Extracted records
◇ ◇ ◇ ◇
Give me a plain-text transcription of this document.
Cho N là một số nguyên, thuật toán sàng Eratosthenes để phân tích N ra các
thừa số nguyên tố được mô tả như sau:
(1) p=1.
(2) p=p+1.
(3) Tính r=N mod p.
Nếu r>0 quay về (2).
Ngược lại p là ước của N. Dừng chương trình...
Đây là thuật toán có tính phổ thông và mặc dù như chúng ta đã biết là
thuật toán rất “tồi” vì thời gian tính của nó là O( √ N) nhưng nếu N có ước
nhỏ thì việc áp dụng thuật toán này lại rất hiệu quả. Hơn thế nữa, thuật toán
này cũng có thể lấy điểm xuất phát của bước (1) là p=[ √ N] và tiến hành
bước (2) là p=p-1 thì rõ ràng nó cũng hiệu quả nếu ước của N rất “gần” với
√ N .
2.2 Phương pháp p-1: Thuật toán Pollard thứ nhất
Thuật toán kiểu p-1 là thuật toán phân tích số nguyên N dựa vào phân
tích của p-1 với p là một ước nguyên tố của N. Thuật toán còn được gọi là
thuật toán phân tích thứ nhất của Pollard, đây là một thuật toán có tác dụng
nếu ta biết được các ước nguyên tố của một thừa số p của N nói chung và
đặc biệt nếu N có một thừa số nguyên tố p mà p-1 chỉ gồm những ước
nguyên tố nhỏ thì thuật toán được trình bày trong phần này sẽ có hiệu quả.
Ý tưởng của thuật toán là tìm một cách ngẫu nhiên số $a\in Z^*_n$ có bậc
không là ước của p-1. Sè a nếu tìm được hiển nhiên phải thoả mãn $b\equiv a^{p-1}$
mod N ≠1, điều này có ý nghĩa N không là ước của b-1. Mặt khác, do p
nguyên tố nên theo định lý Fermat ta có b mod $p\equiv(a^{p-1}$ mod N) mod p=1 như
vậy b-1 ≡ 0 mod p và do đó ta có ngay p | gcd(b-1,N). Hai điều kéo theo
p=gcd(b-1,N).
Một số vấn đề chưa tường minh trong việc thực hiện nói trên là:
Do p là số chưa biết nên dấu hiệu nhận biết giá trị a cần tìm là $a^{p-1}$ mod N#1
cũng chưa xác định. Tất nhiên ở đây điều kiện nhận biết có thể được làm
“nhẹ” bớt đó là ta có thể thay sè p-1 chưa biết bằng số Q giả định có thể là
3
◇ ◇ ◇ ◇
#### EXERCISE AIM:
Of the lines in this listing, how many contain "trong"? Reply with the number and nothing more.

#### WRITTEN RESPONSE:
2